Work to complete: Copy out every one of the records below verbatim, omitting the pictures.

Task inputs:
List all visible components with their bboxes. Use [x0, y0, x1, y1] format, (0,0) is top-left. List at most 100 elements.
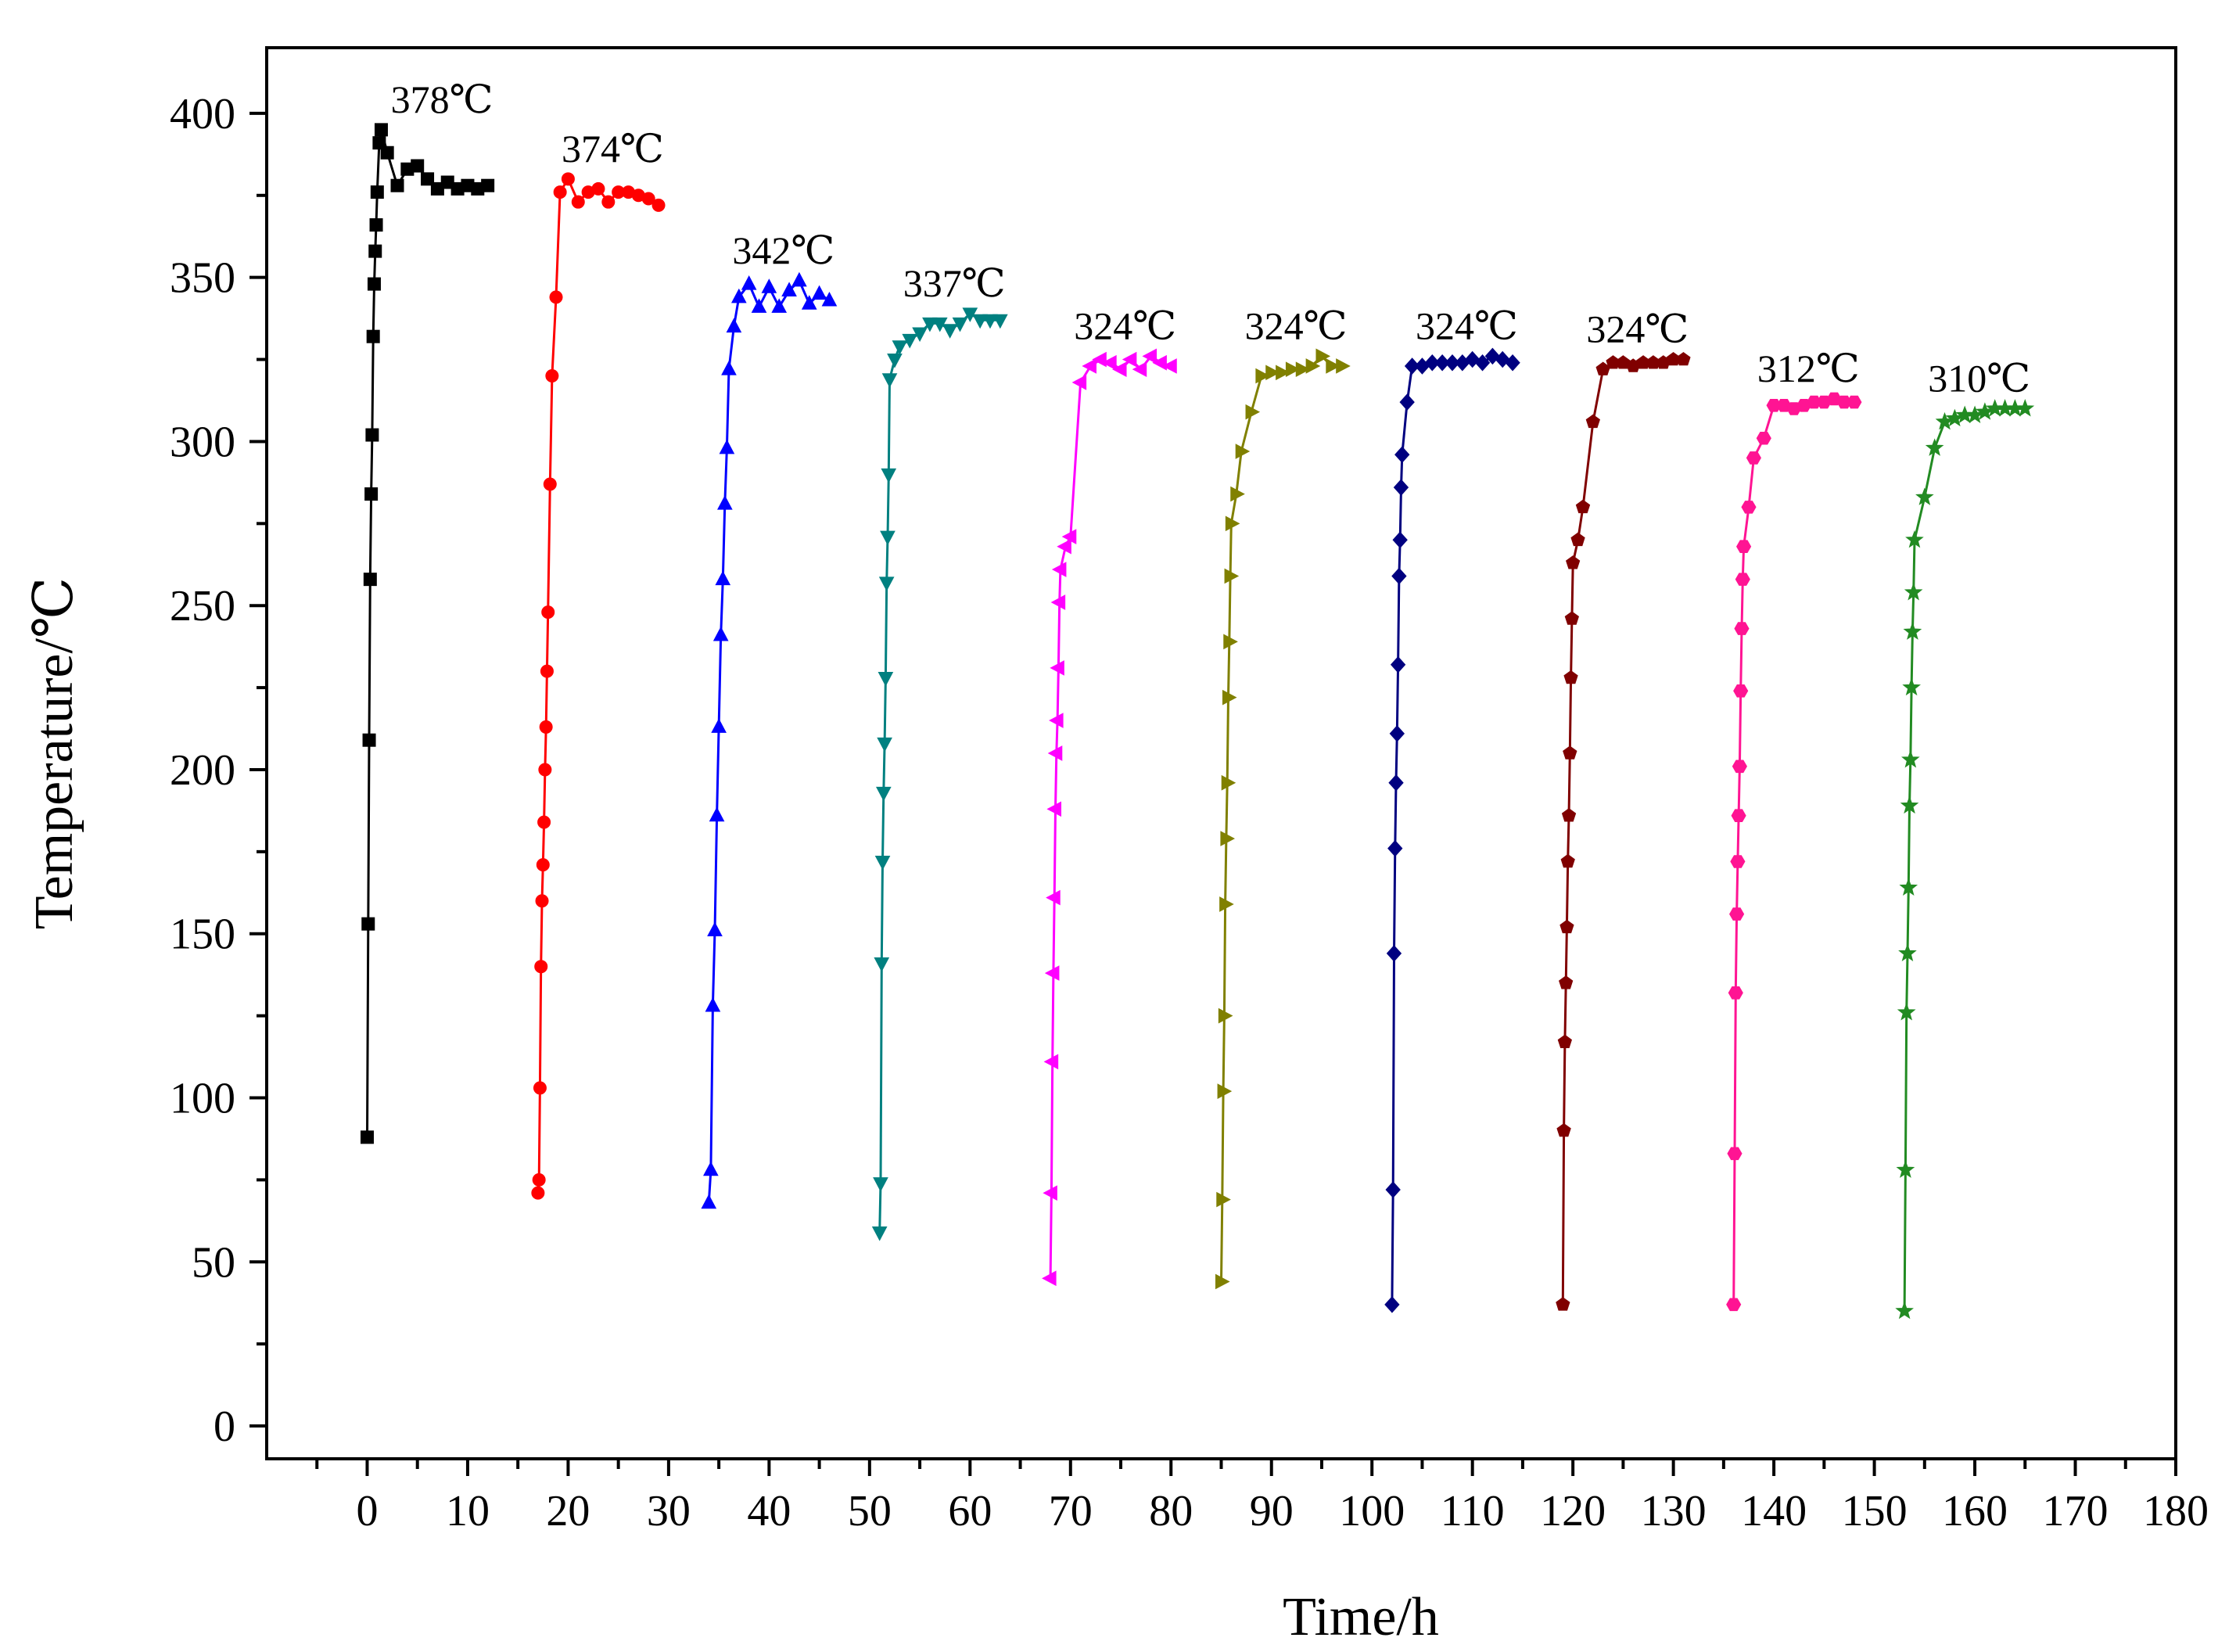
- data-point: [1766, 399, 1782, 412]
- data-point: [421, 172, 435, 186]
- data-point: [1276, 365, 1290, 381]
- data-point: [877, 737, 892, 752]
- data-point: [561, 172, 575, 186]
- data-point: [1556, 1297, 1570, 1311]
- x-tick-label: 170: [2043, 1487, 2109, 1535]
- data-point: [536, 858, 550, 872]
- data-point: [1265, 365, 1280, 381]
- series-6: [1215, 348, 1351, 1290]
- data-point: [1731, 809, 1746, 822]
- series-line: [1732, 397, 1854, 1305]
- data-point: [771, 298, 788, 313]
- series-line: [366, 129, 489, 1137]
- data-point: [871, 1226, 888, 1241]
- data-point: [874, 957, 890, 972]
- data-point: [411, 159, 425, 173]
- data-point: [533, 1081, 547, 1095]
- x-tick-label: 140: [1741, 1487, 1807, 1535]
- data-point: [1046, 889, 1061, 906]
- data-point: [726, 318, 742, 333]
- x-tick-label: 0: [356, 1487, 378, 1535]
- data-point: [1394, 446, 1410, 463]
- data-point: [1905, 530, 1924, 548]
- data-point: [1575, 499, 1591, 514]
- y-tick-label: 300: [170, 418, 235, 466]
- data-point: [537, 815, 551, 829]
- x-tick-label: 10: [446, 1487, 490, 1535]
- data-point: [1043, 1185, 1057, 1201]
- data-point: [1042, 1270, 1057, 1287]
- x-tick-label: 90: [1250, 1487, 1294, 1535]
- data-point: [717, 495, 733, 510]
- x-tick-label: 20: [546, 1487, 590, 1535]
- data-point: [1847, 395, 1862, 409]
- data-point: [365, 428, 379, 442]
- data-point: [1424, 354, 1440, 372]
- data-point: [1221, 774, 1236, 791]
- data-point: [1570, 532, 1585, 547]
- data-point: [1895, 1301, 1914, 1320]
- data-point: [1388, 774, 1404, 792]
- data-point: [1387, 839, 1403, 857]
- data-point: [761, 278, 777, 293]
- data-point: [992, 314, 1008, 329]
- data-point: [534, 960, 548, 974]
- temperature-annotation: 310℃: [1928, 356, 2030, 400]
- data-point: [707, 921, 723, 937]
- data-point: [1220, 831, 1235, 846]
- data-point: [1733, 684, 1749, 698]
- data-point: [1386, 945, 1402, 962]
- data-point: [878, 576, 895, 591]
- data-point: [1111, 361, 1127, 377]
- data-point: [1901, 749, 1920, 768]
- data-point: [553, 185, 567, 199]
- data-point: [362, 733, 376, 747]
- x-tick-label: 80: [1149, 1487, 1193, 1535]
- data-point: [1404, 357, 1420, 375]
- data-point: [1050, 594, 1066, 610]
- data-point: [1563, 670, 1578, 684]
- data-point: [1897, 1002, 1916, 1021]
- data-point: [821, 291, 838, 307]
- data-point: [1445, 354, 1460, 372]
- data-point: [1557, 1034, 1572, 1048]
- data-point: [545, 369, 559, 383]
- series-9: [1726, 392, 1862, 1312]
- data-point: [1216, 1191, 1231, 1208]
- data-point: [1564, 611, 1579, 625]
- data-point: [887, 354, 903, 368]
- temperature-annotation: 312℃: [1757, 347, 1860, 390]
- series-5: [1042, 348, 1177, 1287]
- data-point: [540, 664, 554, 678]
- data-point: [982, 314, 998, 329]
- y-tick-label: 400: [170, 90, 235, 138]
- data-point: [1756, 432, 1771, 445]
- data-point: [1215, 1273, 1230, 1290]
- data-point: [703, 1161, 719, 1176]
- data-point: [1746, 451, 1761, 465]
- x-tick-label: 120: [1540, 1487, 1606, 1535]
- data-point: [1391, 567, 1407, 585]
- data-point: [1326, 358, 1341, 374]
- data-point: [712, 626, 729, 641]
- data-point: [367, 277, 381, 291]
- data-point: [1474, 354, 1491, 372]
- x-tick-label: 30: [647, 1487, 691, 1535]
- data-point: [374, 123, 388, 137]
- temperature-annotation: 337℃: [903, 261, 1006, 305]
- data-point: [711, 718, 727, 733]
- data-point: [1736, 540, 1752, 553]
- data-point: [1676, 351, 1691, 366]
- data-point: [601, 195, 616, 209]
- data-point: [1560, 853, 1575, 868]
- series-7: [1384, 347, 1520, 1313]
- data-point: [1390, 655, 1406, 673]
- data-point: [1230, 486, 1245, 502]
- data-point: [1142, 348, 1157, 365]
- data-point: [543, 477, 557, 491]
- data-point: [1559, 919, 1574, 934]
- data-point: [1730, 855, 1746, 868]
- data-point: [1162, 358, 1177, 374]
- temperature-annotation: 342℃: [732, 228, 834, 272]
- series-line: [878, 311, 1000, 1233]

Written reply:
List all visible components with their bboxes. Use [x0, y0, x1, y1] format, (0,0) is top-left. List at most 100 elements.
- data-point: [1766, 399, 1782, 412]
- data-point: [421, 172, 435, 186]
- data-point: [1276, 365, 1290, 381]
- data-point: [877, 737, 892, 752]
- data-point: [561, 172, 575, 186]
- data-point: [1556, 1297, 1570, 1311]
- x-tick-label: 170: [2043, 1487, 2109, 1535]
- data-point: [536, 858, 550, 872]
- data-point: [1265, 365, 1280, 381]
- series-6: [1215, 348, 1351, 1290]
- data-point: [1731, 809, 1746, 822]
- series-line: [1732, 397, 1854, 1305]
- data-point: [771, 298, 788, 313]
- series-line: [366, 129, 489, 1137]
- data-point: [871, 1226, 888, 1241]
- data-point: [874, 957, 890, 972]
- data-point: [411, 159, 425, 173]
- data-point: [533, 1081, 547, 1095]
- x-tick-label: 140: [1741, 1487, 1807, 1535]
- data-point: [1046, 889, 1061, 906]
- data-point: [726, 318, 742, 333]
- x-tick-label: 0: [356, 1487, 378, 1535]
- data-point: [1394, 446, 1410, 463]
- data-point: [1905, 530, 1924, 548]
- data-point: [1575, 499, 1591, 514]
- y-tick-label: 300: [170, 418, 235, 466]
- data-point: [537, 815, 551, 829]
- x-tick-label: 10: [446, 1487, 490, 1535]
- data-point: [1043, 1185, 1057, 1201]
- data-point: [1042, 1270, 1057, 1287]
- x-tick-label: 90: [1250, 1487, 1294, 1535]
- data-point: [717, 495, 733, 510]
- x-tick-label: 20: [546, 1487, 590, 1535]
- data-point: [1847, 395, 1862, 409]
- data-point: [365, 428, 379, 442]
- data-point: [1424, 354, 1440, 372]
- data-point: [1221, 774, 1236, 791]
- data-point: [1570, 532, 1585, 547]
- data-point: [1895, 1301, 1914, 1320]
- data-point: [1388, 774, 1404, 792]
- data-point: [1387, 839, 1403, 857]
- data-point: [761, 278, 777, 293]
- data-point: [992, 314, 1008, 329]
- data-point: [534, 960, 548, 974]
- temperature-annotation: 310℃: [1928, 356, 2030, 400]
- data-point: [707, 921, 723, 937]
- data-point: [1220, 831, 1235, 846]
- data-point: [1733, 684, 1749, 698]
- data-point: [1386, 945, 1402, 962]
- data-point: [878, 576, 895, 591]
- data-point: [1111, 361, 1127, 377]
- data-point: [1901, 749, 1920, 768]
- data-point: [553, 185, 567, 199]
- data-point: [362, 733, 376, 747]
- x-tick-label: 80: [1149, 1487, 1193, 1535]
- data-point: [1404, 357, 1420, 375]
- data-point: [1050, 594, 1066, 610]
- data-point: [1563, 670, 1578, 684]
- data-point: [1897, 1002, 1916, 1021]
- data-point: [821, 291, 838, 307]
- data-point: [1445, 354, 1460, 372]
- data-point: [1557, 1034, 1572, 1048]
- data-point: [545, 369, 559, 383]
- series-9: [1726, 392, 1862, 1312]
- data-point: [1216, 1191, 1231, 1208]
- data-point: [1564, 611, 1579, 625]
- data-point: [887, 354, 903, 368]
- temperature-annotation: 312℃: [1757, 347, 1860, 390]
- series-5: [1042, 348, 1177, 1287]
- data-point: [540, 664, 554, 678]
- data-point: [982, 314, 998, 329]
- y-tick-label: 400: [170, 90, 235, 138]
- data-point: [1756, 432, 1771, 445]
- data-point: [1215, 1273, 1230, 1290]
- data-point: [703, 1161, 719, 1176]
- data-point: [1746, 451, 1761, 465]
- x-tick-label: 120: [1540, 1487, 1606, 1535]
- data-point: [1391, 567, 1407, 585]
- data-point: [1326, 358, 1341, 374]
- data-point: [712, 626, 729, 641]
- data-point: [367, 277, 381, 291]
- data-point: [1474, 354, 1491, 372]
- x-tick-label: 30: [647, 1487, 691, 1535]
- data-point: [374, 123, 388, 137]
- temperature-annotation: 337℃: [903, 261, 1006, 305]
- data-point: [711, 718, 727, 733]
- data-point: [1736, 540, 1752, 553]
- data-point: [1676, 351, 1691, 366]
- data-point: [601, 195, 616, 209]
- data-point: [1560, 853, 1575, 868]
- series-7: [1384, 347, 1520, 1313]
- data-point: [1390, 655, 1406, 673]
- data-point: [1230, 486, 1245, 502]
- data-point: [1142, 348, 1157, 365]
- data-point: [543, 477, 557, 491]
- data-point: [1559, 919, 1574, 934]
- data-point: [1730, 855, 1746, 868]
- data-point: [1162, 358, 1177, 374]
- temperature-annotation: 342℃: [732, 228, 834, 272]
- series-line: [878, 311, 1000, 1233]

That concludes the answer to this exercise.